[EXTRACTED RECORDS]
=====

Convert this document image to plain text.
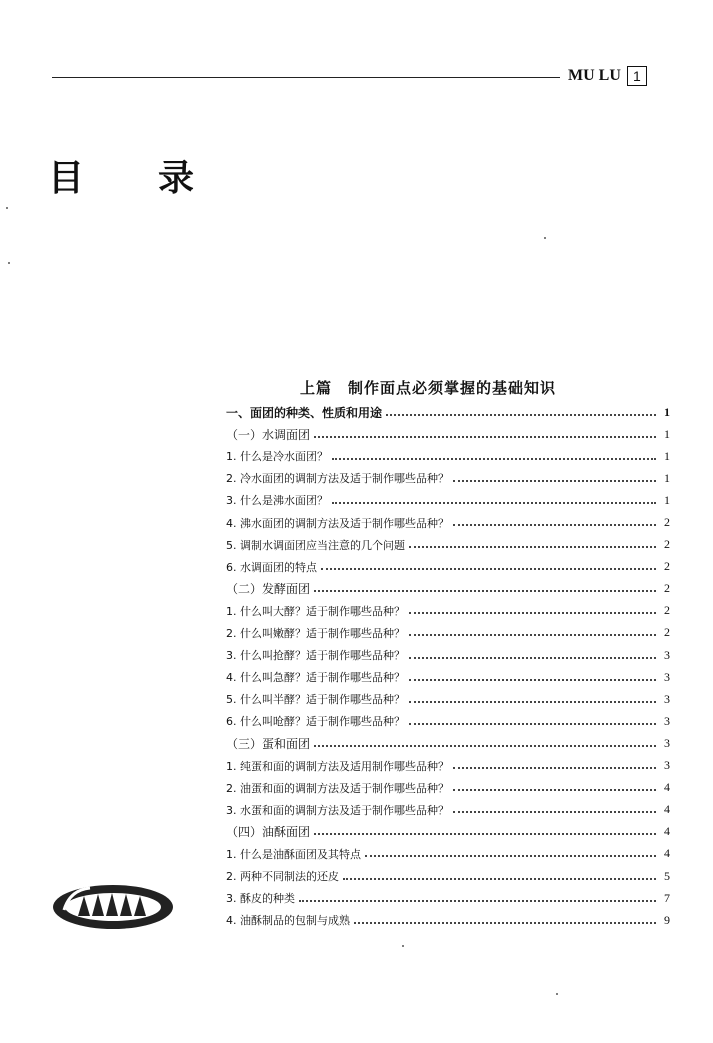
MU LU 1
目 录
上篇　制作面点必须掌握的基础知识
一、面团的种类、性质和用途	1
（一）水调面团	1
1. 什么是冷水面团？	1
2. 冷水面团的调制方法及适于制作哪些品种？	1
3. 什么是沸水面团？	1
4. 沸水面团的调制方法及适于制作哪些品种？	2
5. 调制水调面团应当注意的几个问题	2
6. 水调面团的特点	2
（二）发酵面团	2
1. 什么叫大酵？适于制作哪些品种？	2
2. 什么叫嫩酵？适于制作哪些品种？	2
3. 什么叫抢酵？适于制作哪些品种？	3
4. 什么叫急酵？适于制作哪些品种？	3
5. 什么叫半酵？适于制作哪些品种？	3
6. 什么叫呛酵？适于制作哪些品种？	3
（三）蛋和面团	3
1. 纯蛋和面的调制方法及适用制作哪些品种？	3
2. 油蛋和面的调制方法及适于制作哪些品种？	4
3. 水蛋和面的调制方法及适于制作哪些品种？	4
（四）油酥面团	4
1. 什么是油酥面团及其特点	4
2. 两种不同制法的还皮	5
3. 酥皮的种类	7
4. 油酥制品的包制与成熟	9
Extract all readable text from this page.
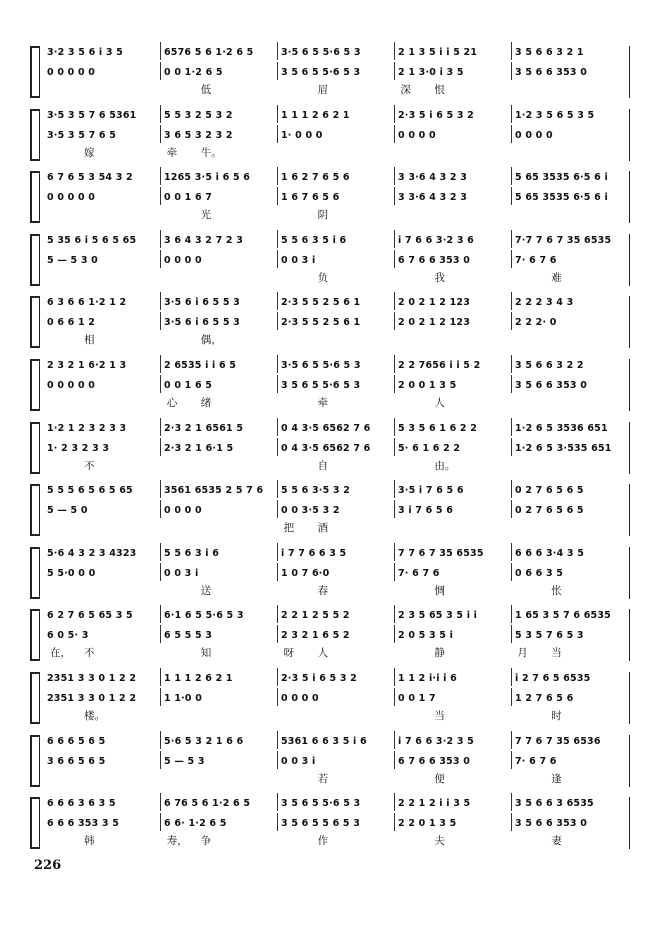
3·2 3 5 6 i 3 5	6576 5 6 1·2 6 5	3·5 6 5 5·6 5 3	2 1 3 5 i i 5 21	3 5 6 6 3 2 1
0 0 0 0 0	0 0 1·2 6 5	3 5 6 5 5·6 5 3	2 1 3·0 i 3 5	3 5 6 6 353 0
低	眉	深 恨
3·5 3 5 7 6 5361	5 5 3 2 5 3 2	1 1 1 2 6 2 1	2·3 5 i 6 5 3 2	1·2 3 5 6 5 3 5
3·5 3 5 7 6 5	3 6 5 3 2 3 2	1· 0 0 0	0 0 0 0	0 0 0 0
嫁	牵 牛。
6 7 6 5 3 54 3 2	1265 3·5 i 6 5 6	1 6 2 7 6 5 6	3 3·6 4 3 2 3	5 65 3535 6·5 6 i
0 0 0 0 0	0 0 1 6 7	1 6 7 6 5 6	3 3·6 4 3 2 3	5 65 3535 6·5 6 i
光	阴
5 35 6 i 5 6 5 65	3 6 4 3 2 7 2 3	5 5 6 3 5 i 6	i 7 6 6 3·2 3 6	7·7 7 6 7 35 6535
5 — 5 3 0	0 0 0 0	0 0 3 i	6 7 6 6 353 0	7· 6 7 6
负	我	难
6 3 6 6 1·2 1 2	3·5 6 i 6 5 5 3	2·3 5 5 2 5 6 1	2 0 2 1 2 123	2 2 2 3 4 3
0 6 6 1 2	3·5 6 i 6 5 5 3	2·3 5 5 2 5 6 1	2 0 2 1 2 123	2 2 2· 0
相	偶，
2 3 2 1 6·2 1 3	2 6535 i i 6 5	3·5 6 5 5·6 5 3	2 2 7656 i i 5 2	3 5 6 6 3 2 2
0 0 0 0 0	0 0 1 6 5	3 5 6 5 5·6 5 3	2 0 0 1 3 5	3 5 6 6 353 0
心 绪	牵	人
1·2 1 2 3 2 3 3	2·3 2 1 6561 5	0 4 3·5 6562 7 6	5 3 5 6 1 6 2 2	1·2 6 5 3536 651
1· 2 3 2 3 3	2·3 2 1 6·1 5	0 4 3·5 6562 7 6	5· 6 1 6 2 2	1·2 6 5 3·535 651
不	自	由。
5 5 5 6 5 6 5 65	3561 6535 2 5 7 6	5 5 6 3·5 3 2	3·5 i 7 6 5 6	0 2 7 6 5 6 5
5 — 5 0	0 0 0 0	0 0 3·5 3 2	3 i 7 6 5 6	0 2 7 6 5 6 5
把 酒
5·6 4 3 2 3 4323	5 5 6 3 i 6	i 7 7 6 6 3 5	7 7 6 7 35 6535	6 6 6 3·4 3 5
5 5·0 0 0	0 0 3 i	1 0 7 6·0	7· 6 7 6	0 6 6 3 5
送	春	惆	怅
6 2 7 6 5 65 3 5	6·1 6 5 5·6 5 3	2 2 1 2 5 5 2	2 3 5 65 3 5 i i	1 65 3 5 7 6 6535
6 0 5· 3	6 5 5 5 3	2 3 2 1 6 5 2	2 0 5 3 5 i	5 3 5 7 6 5 3
在， 不	知	呀 人	静	月 当
2351 3 3 0 1 2 2	1 1 1 2 6 2 1	2·3 5 i 6 5 3 2	1 1 2 i·i i 6	i 2 7 6 5 6535
2351 3 3 0 1 2 2	1 1·0 0	0 0 0 0	0 0 1 7	1 2 7 6 5 6
楼。	当	时
6 6 6 5 6 5	5·6 5 3 2 1 6 6	5361 6 6 3 5 i 6	i 7 6 6 3·2 3 5	7 7 6 7 35 6536
3 6 6 5 6 5	5 — 5 3	0 0 3 i	6 7 6 6 353 0	7· 6 7 6
若	便	逢
6 6 6 3 6 3 5	6 76 5 6 1·2 6 5	3 5 6 5 5·6 5 3	2 2 1 2 i i 3 5	3 5 6 6 3 6535
6 6 6 353 3 5	6 6· 1·2 6 5	3 5 6 5 5 6 5 3	2 2 0 1 3 5	3 5 6 6 353 0
韩	寿， 争	作	夫	妻
226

=====

[WORK TO BE COMPLETED]
Check each line of the records for the word "text" and extract those that contain it.

[FULL OUTPUT]
Convert this document image to plain text.
Extract all readable text from this page.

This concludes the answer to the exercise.